* _Given exercise_
Only a number is wanted: how many lines in the records below contain "andere"?

Data entries:
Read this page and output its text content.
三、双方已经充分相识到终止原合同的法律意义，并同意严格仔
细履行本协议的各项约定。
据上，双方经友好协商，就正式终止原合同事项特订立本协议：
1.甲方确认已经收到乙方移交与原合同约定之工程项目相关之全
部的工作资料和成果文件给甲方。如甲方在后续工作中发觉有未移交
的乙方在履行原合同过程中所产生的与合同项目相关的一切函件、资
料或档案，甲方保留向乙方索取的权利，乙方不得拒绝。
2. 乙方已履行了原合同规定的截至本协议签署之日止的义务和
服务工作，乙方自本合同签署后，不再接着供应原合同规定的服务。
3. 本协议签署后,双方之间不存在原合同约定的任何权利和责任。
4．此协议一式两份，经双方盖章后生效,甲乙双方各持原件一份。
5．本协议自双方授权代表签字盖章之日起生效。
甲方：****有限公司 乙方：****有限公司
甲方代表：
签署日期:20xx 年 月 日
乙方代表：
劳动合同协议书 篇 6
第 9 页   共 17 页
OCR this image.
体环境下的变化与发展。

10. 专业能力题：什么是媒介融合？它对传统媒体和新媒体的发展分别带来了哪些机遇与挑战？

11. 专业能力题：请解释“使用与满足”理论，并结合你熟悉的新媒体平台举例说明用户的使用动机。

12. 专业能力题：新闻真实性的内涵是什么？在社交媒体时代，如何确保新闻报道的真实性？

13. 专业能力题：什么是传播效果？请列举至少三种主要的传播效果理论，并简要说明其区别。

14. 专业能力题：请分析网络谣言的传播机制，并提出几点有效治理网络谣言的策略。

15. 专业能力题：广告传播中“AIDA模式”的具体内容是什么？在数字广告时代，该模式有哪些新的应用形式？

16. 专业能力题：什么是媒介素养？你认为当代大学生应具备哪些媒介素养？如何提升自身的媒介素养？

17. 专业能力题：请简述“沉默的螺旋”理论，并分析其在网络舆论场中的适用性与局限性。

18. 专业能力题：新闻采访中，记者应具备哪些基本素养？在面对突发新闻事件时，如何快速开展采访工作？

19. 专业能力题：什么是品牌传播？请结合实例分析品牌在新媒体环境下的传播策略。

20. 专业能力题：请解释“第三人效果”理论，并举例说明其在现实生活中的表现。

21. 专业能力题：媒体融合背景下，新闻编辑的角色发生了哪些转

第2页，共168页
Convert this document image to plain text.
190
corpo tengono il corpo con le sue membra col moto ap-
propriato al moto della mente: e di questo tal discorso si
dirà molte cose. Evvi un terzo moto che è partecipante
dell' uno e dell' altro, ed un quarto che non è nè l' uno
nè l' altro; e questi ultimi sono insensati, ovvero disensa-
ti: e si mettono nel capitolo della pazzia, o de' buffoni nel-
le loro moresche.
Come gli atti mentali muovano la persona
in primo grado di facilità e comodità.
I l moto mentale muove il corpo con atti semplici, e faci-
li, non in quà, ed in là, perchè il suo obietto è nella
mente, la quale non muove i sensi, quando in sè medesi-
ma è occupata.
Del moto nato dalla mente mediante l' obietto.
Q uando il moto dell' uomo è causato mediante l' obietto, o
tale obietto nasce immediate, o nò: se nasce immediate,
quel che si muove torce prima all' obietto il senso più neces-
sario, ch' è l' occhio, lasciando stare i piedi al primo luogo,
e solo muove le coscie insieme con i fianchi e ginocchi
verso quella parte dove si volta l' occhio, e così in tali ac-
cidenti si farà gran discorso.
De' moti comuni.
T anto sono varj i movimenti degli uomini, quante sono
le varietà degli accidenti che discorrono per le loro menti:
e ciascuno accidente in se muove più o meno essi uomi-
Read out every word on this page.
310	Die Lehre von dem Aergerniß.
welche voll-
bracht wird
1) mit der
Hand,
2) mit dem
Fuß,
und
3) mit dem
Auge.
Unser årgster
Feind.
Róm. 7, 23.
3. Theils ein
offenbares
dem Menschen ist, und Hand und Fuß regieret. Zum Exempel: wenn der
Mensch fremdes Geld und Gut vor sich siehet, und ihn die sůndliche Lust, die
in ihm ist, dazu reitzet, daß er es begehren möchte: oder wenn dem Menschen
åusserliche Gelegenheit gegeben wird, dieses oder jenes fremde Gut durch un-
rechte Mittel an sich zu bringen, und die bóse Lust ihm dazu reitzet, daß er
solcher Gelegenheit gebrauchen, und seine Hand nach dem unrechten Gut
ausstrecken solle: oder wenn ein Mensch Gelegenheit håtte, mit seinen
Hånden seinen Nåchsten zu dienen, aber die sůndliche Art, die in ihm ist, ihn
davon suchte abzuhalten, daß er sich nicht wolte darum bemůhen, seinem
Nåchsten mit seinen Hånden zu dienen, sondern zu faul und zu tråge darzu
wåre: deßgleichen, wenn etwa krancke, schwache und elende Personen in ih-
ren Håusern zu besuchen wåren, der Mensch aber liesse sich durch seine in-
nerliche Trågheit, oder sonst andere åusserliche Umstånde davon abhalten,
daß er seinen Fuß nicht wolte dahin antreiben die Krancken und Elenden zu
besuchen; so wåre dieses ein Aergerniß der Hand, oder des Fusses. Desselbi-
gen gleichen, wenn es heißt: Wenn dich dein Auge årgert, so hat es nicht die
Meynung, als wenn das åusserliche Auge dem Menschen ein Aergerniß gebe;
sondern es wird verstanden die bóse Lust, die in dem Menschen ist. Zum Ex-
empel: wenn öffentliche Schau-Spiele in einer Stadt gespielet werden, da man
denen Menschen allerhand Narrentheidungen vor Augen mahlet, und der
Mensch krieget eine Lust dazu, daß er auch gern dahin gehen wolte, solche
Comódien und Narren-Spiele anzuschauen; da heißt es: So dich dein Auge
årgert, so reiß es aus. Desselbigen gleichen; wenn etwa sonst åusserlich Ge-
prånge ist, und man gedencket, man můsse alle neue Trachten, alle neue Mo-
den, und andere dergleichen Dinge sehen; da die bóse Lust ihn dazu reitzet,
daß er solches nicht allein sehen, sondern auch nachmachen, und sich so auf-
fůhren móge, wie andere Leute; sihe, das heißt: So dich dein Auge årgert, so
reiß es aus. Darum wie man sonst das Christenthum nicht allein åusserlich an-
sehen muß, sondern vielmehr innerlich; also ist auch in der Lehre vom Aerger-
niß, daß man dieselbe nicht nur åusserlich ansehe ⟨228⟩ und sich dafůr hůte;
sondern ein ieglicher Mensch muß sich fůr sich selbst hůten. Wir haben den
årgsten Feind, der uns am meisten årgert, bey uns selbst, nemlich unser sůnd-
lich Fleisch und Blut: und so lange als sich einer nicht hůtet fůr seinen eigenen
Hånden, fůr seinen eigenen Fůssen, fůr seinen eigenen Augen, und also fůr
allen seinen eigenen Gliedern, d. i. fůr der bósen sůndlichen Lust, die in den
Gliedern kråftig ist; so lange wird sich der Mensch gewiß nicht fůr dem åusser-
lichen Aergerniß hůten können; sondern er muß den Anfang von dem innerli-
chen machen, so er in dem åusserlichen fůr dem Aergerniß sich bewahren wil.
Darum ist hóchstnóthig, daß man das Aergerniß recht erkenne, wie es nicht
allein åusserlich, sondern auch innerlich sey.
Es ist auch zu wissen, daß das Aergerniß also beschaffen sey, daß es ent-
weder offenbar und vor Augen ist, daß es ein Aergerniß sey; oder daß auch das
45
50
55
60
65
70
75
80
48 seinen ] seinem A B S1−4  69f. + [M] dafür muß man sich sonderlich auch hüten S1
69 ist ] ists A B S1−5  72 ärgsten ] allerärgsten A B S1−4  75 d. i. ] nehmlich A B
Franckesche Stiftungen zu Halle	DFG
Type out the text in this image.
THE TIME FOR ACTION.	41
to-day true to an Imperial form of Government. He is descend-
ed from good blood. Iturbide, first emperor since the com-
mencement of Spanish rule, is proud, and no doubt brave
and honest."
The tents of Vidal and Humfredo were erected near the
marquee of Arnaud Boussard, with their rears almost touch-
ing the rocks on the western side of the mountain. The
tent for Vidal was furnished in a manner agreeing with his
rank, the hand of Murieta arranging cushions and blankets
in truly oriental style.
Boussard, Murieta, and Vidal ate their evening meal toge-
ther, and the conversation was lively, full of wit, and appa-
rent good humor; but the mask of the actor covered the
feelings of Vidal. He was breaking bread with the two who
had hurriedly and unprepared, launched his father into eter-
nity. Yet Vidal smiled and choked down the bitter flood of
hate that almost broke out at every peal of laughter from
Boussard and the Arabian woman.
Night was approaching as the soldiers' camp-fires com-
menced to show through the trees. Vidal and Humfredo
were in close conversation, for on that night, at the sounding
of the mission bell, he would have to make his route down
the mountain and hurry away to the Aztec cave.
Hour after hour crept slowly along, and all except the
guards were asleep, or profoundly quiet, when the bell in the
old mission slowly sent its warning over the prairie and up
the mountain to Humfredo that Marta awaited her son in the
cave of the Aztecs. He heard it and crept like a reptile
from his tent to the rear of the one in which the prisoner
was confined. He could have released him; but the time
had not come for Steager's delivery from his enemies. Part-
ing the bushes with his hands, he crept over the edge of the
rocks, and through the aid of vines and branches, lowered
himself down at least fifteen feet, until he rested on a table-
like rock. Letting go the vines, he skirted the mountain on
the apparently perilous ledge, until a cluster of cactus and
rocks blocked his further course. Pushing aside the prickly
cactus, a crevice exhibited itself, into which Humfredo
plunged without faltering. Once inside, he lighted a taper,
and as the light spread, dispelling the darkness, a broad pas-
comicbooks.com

* _Result_
3